- **Task requirements**
Which lines in the listing below contain "acumulados"? Copy each of them.

- **Provided data**
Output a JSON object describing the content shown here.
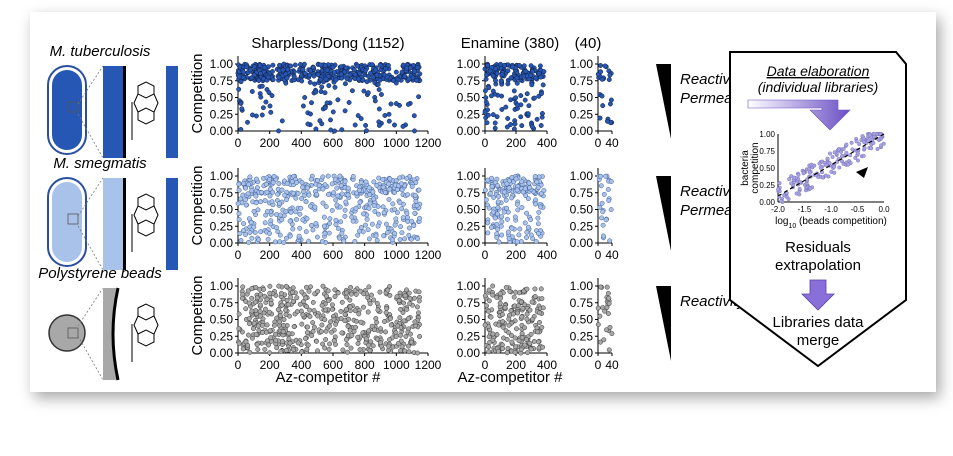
{
  "col_headers": [
    "Sharpless/Dong (1152)",
    "Enamine (380)",
    "(40)"
  ],
  "rows": [
    {
      "organism": "M. tuberculosis",
      "label": "Reactivity &\nPermeation",
      "color": "#1f3a6e"
    },
    {
      "organism": "M. smegmatis",
      "label": "Reactivity &\nPermeation",
      "color": "#86a4d8"
    },
    {
      "organism": "Polystyrene beads",
      "label": "Reactivity",
      "color": "#8a8a8a"
    }
  ],
  "y_axis_label": "Competition",
  "x_axis_label": "Az-competitor #",
  "y_ticks": [
    "0.00",
    "0.25",
    "0.50",
    "0.75",
    "1.00"
  ],
  "x_ticks_large": [
    "0",
    "200",
    "400",
    "600",
    "800",
    "1000",
    "1200"
  ],
  "x_ticks_mid": [
    "0",
    "200",
    "400"
  ],
  "x_ticks_small": [
    "0",
    "40"
  ],
  "side_panel": {
    "title": "Data elaboration",
    "subtitle": "(individual libraries)",
    "inset_ylabel_1": "bacteria",
    "inset_ylabel_2": "competition",
    "inset_xlabel_pre": "log",
    "inset_xlabel_sub": "10",
    "inset_xlabel_post": " (beads competition)",
    "inset_x_ticks": [
      "-2.0",
      "-1.5",
      "-1.0",
      "-0.5",
      "0.0"
    ],
    "inset_y_ticks": [
      "0.00",
      "0.25",
      "0.50",
      "0.75",
      "1.00"
    ],
    "step2": "Residuals\nextrapolation",
    "step3": "Libraries data\nmerge"
  },
  "colors": {
    "red_label": "#d42a2a",
    "mtb_fill": "#2757b4",
    "msm_fill": "#a9c2ea",
    "bead_fill": "#a8a8a8",
    "arrow": "#8a6fd8"
  }
}
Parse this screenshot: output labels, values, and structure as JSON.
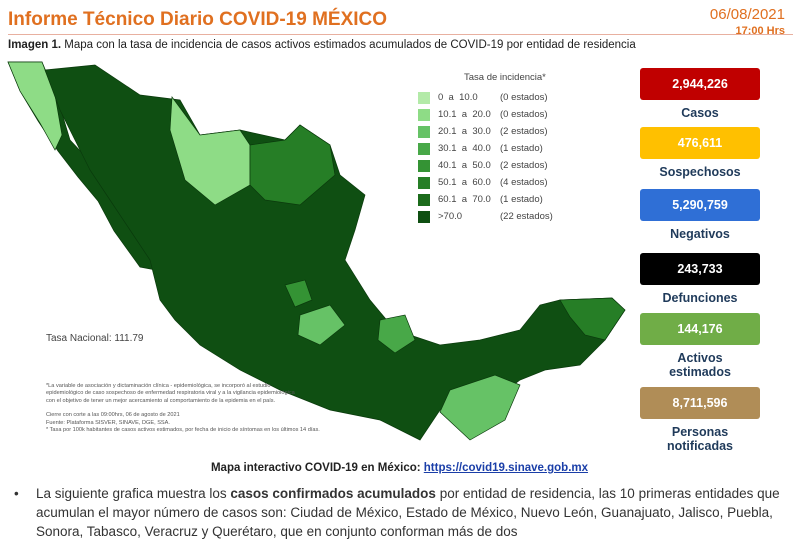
{
  "header": {
    "title": "Informe Técnico Diario COVID-19 MÉXICO",
    "date": "06/08/2021",
    "time": "17:00 Hrs"
  },
  "caption": {
    "label": "Imagen 1.",
    "text": "Mapa con la tasa de incidencia de casos activos estimados acumulados de COVID-19 por entidad de residencia"
  },
  "legend": {
    "title": "Tasa de incidencia*",
    "items": [
      {
        "range": "0  a  10.0",
        "count": "(0 estados)",
        "color": "#b3eaa8"
      },
      {
        "range": "10.1  a  20.0",
        "count": "(0 estados)",
        "color": "#8edc86"
      },
      {
        "range": "20.1  a  30.0",
        "count": "(2 estados)",
        "color": "#66c266"
      },
      {
        "range": "30.1  a  40.0",
        "count": "(1 estado)",
        "color": "#48a848"
      },
      {
        "range": "40.1  a  50.0",
        "count": "(2 estados)",
        "color": "#349334"
      },
      {
        "range": "50.1  a  60.0",
        "count": "(4 estados)",
        "color": "#267e26"
      },
      {
        "range": "60.1  a  70.0",
        "count": "(1 estado)",
        "color": "#1b6b1b"
      },
      {
        "range": ">70.0",
        "count": "(22 estados)",
        "color": "#0f4f12"
      }
    ]
  },
  "national_rate": "Tasa Nacional: 111.79",
  "footnotes": [
    "*La variable de asociación y dictaminación clínica - epidemiológica, se incorporó al estudio",
    "epidemiológico de caso sospechoso de enfermedad respiratoria viral y a la vigilancia epidemiológica",
    "con el objetivo de tener un mejor acercamiento al comportamiento de la epidemia en el país.",
    "",
    "Cierre con corte a las 09:00hrs, 06 de agosto de 2021",
    "Fuente: Plataforma SISVER, SINAVE, DGE, SSA.",
    "* Tasa por 100k habitantes de casos activos estimados, por fecha de inicio de síntomas en los últimos 14 días."
  ],
  "stats": [
    {
      "value": "2,944,226",
      "label": "Casos",
      "color": "#c00000"
    },
    {
      "value": "476,611",
      "label": "Sospechosos",
      "color": "#ffc000"
    },
    {
      "value": "5,290,759",
      "label": "Negativos",
      "color": "#2f6fd6"
    },
    {
      "value": "243,733",
      "label": "Defunciones",
      "color": "#000000"
    },
    {
      "value": "144,176",
      "label": "Activos estimados",
      "color": "#70ad47"
    },
    {
      "value": "8,711,596",
      "label": "Personas notificadas",
      "color": "#b08d57"
    }
  ],
  "link": {
    "text": "Mapa interactivo COVID-19 en México: ",
    "url": "https://covid19.sinave.gob.mx"
  },
  "bullet": {
    "before": "La siguiente grafica muestra los ",
    "bold": "casos confirmados acumulados",
    "after": " por entidad de residencia, las 10 primeras entidades que acumulan el mayor número de casos son: Ciudad de México, Estado de México, Nuevo León, Guanajuato, Jalisco, Puebla, Sonora, Tabasco, Veracruz y Querétaro, que en conjunto conforman más de dos"
  }
}
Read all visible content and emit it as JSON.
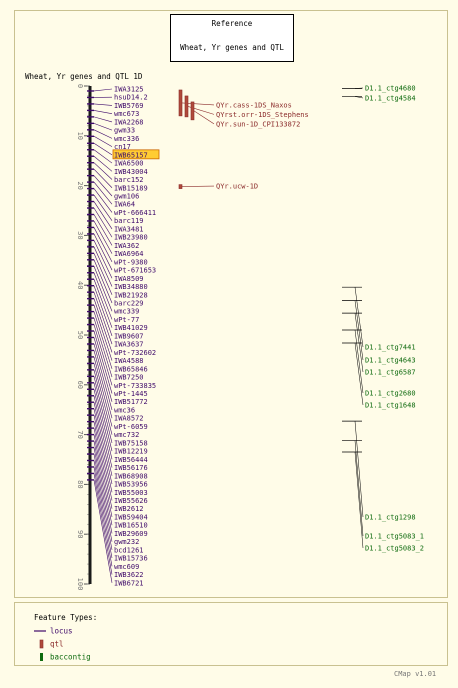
{
  "reference": {
    "title": "Reference",
    "subtitle": "Wheat, Yr genes and QTL"
  },
  "map": {
    "title": "Wheat, Yr genes and QTL 1D",
    "ticks": [
      "0",
      "10",
      "20",
      "30",
      "40",
      "50",
      "60",
      "70",
      "80",
      "90",
      "100"
    ],
    "markers": [
      {
        "label": "IWA3125",
        "pos": 1.0
      },
      {
        "label": "hsuD14.2",
        "pos": 2.3
      },
      {
        "label": "IWB5769",
        "pos": 3.6
      },
      {
        "label": "wmc673",
        "pos": 4.9
      },
      {
        "label": "IWA2268",
        "pos": 6.2
      },
      {
        "label": "gwm33",
        "pos": 7.5
      },
      {
        "label": "wmc336",
        "pos": 8.8
      },
      {
        "label": "cn17",
        "pos": 10.1
      },
      {
        "label": "IWB65157",
        "pos": 11.5
      },
      {
        "label": "IWA6500",
        "pos": 12.8
      },
      {
        "label": "IWB43004",
        "pos": 14.1
      },
      {
        "label": "barc152",
        "pos": 15.4
      },
      {
        "label": "IWB15189",
        "pos": 16.7
      },
      {
        "label": "gwm106",
        "pos": 18.0
      },
      {
        "label": "IWA64",
        "pos": 19.3
      },
      {
        "label": "wPt-666411",
        "pos": 20.6
      },
      {
        "label": "barc119",
        "pos": 21.9
      },
      {
        "label": "IWA3481",
        "pos": 23.2
      },
      {
        "label": "IWB23980",
        "pos": 24.5
      },
      {
        "label": "IWA362",
        "pos": 25.8
      },
      {
        "label": "IWA6964",
        "pos": 27.1
      },
      {
        "label": "wPt-9380",
        "pos": 28.4
      },
      {
        "label": "wPt-671653",
        "pos": 29.7
      },
      {
        "label": "IWA8509",
        "pos": 31.0
      },
      {
        "label": "IWB34880",
        "pos": 32.3
      },
      {
        "label": "IWB21928",
        "pos": 33.6
      },
      {
        "label": "barc229",
        "pos": 34.9
      },
      {
        "label": "wmc339",
        "pos": 36.2
      },
      {
        "label": "wPt-77",
        "pos": 37.5
      },
      {
        "label": "IWB41029",
        "pos": 38.8
      },
      {
        "label": "IWB9607",
        "pos": 40.1
      },
      {
        "label": "IWA3637",
        "pos": 41.4
      },
      {
        "label": "wPt-732602",
        "pos": 42.7
      },
      {
        "label": "IWA4588",
        "pos": 44.0
      },
      {
        "label": "IWB65846",
        "pos": 45.3
      },
      {
        "label": "IWB7250",
        "pos": 46.6
      },
      {
        "label": "wPt-733835",
        "pos": 47.9
      },
      {
        "label": "wPt-1445",
        "pos": 49.2
      },
      {
        "label": "IWB51772",
        "pos": 50.5
      },
      {
        "label": "wmc36",
        "pos": 51.8
      },
      {
        "label": "IWA8572",
        "pos": 53.1
      },
      {
        "label": "wPt-6059",
        "pos": 54.4
      },
      {
        "label": "wmc732",
        "pos": 55.7
      },
      {
        "label": "IWB75158",
        "pos": 57.0
      },
      {
        "label": "IWB12219",
        "pos": 58.3
      },
      {
        "label": "IWB56444",
        "pos": 59.6
      },
      {
        "label": "IWB56176",
        "pos": 60.9
      },
      {
        "label": "IWB68908",
        "pos": 62.2
      },
      {
        "label": "IWB53956",
        "pos": 63.5
      },
      {
        "label": "IWB55003",
        "pos": 64.8
      },
      {
        "label": "IWB55626",
        "pos": 66.1
      },
      {
        "label": "IWB2612",
        "pos": 67.4
      },
      {
        "label": "IWB59404",
        "pos": 68.7
      },
      {
        "label": "IWB16510",
        "pos": 70.0
      },
      {
        "label": "IWB29609",
        "pos": 71.3
      },
      {
        "label": "gwm232",
        "pos": 72.6
      },
      {
        "label": "bcd1261",
        "pos": 73.9
      },
      {
        "label": "IWB15736",
        "pos": 75.2
      },
      {
        "label": "wmc609",
        "pos": 76.5
      },
      {
        "label": "IWB3622",
        "pos": 77.8
      },
      {
        "label": "IWB6721",
        "pos": 79.1
      }
    ],
    "highlighted_marker": "IWB65157",
    "qtls": [
      {
        "label": "QYr.cass-1DS_Naxos",
        "start": 0.8,
        "end": 6.0,
        "label_pos": 3.8
      },
      {
        "label": "QYrst.orr-1DS_Stephens",
        "start": 2.0,
        "end": 6.2,
        "label_pos": 5.7
      },
      {
        "label": "QYr.sun-1D_CPI133872",
        "start": 3.2,
        "end": 6.8,
        "label_pos": 7.6
      },
      {
        "label": "QYr.ucw-1D",
        "start": 19.8,
        "end": 20.6,
        "label_pos": 20.1
      }
    ],
    "baccontigs": [
      {
        "label": "D1.1_ctg4680",
        "pos": 0.5
      },
      {
        "label": "D1.1_ctg4584",
        "pos": 2.1
      },
      {
        "label": "D1.1_ctg7441",
        "pos": 40.4
      },
      {
        "label": "D1.1_ctg4643",
        "pos": 43.1
      },
      {
        "label": "D1.1_ctg6587",
        "pos": 45.6
      },
      {
        "label": "D1.1_ctg2680",
        "pos": 49.0
      },
      {
        "label": "D1.1_ctg1648",
        "pos": 51.6
      },
      {
        "label": "D1.1_ctg1298",
        "pos": 67.3
      },
      {
        "label": "D1.1_ctg5083_1",
        "pos": 71.2
      },
      {
        "label": "D1.1_ctg5083_2",
        "pos": 73.5
      }
    ]
  },
  "legend": {
    "title": "Feature Types:",
    "items": [
      {
        "label": "locus",
        "type": "locus"
      },
      {
        "label": "qtl",
        "type": "qtl"
      },
      {
        "label": "baccontig",
        "type": "baccontig"
      }
    ]
  },
  "footer": "CMap v1.01",
  "colors": {
    "background": "#fffce8",
    "frame": "#c9c190",
    "chromosome": "#1a1a1a",
    "locus": "#3f0a6a",
    "qtl": "#8b2b2b",
    "qtl_fill": "#b04a3a",
    "baccontig": "#0f6b0f",
    "highlight": "#ffcc33",
    "highlight_border": "#cc6600"
  }
}
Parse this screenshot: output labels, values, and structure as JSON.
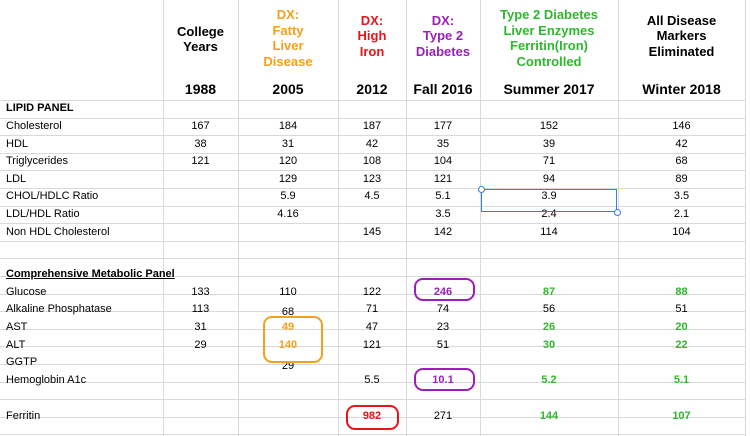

- **Response for this exercise**
    "text": "Mapa con la tasa de incidencia de casos activos estimados acumulados de COVID-19 por entidad de residencia"
    "bold": "casos confirmados acumulados",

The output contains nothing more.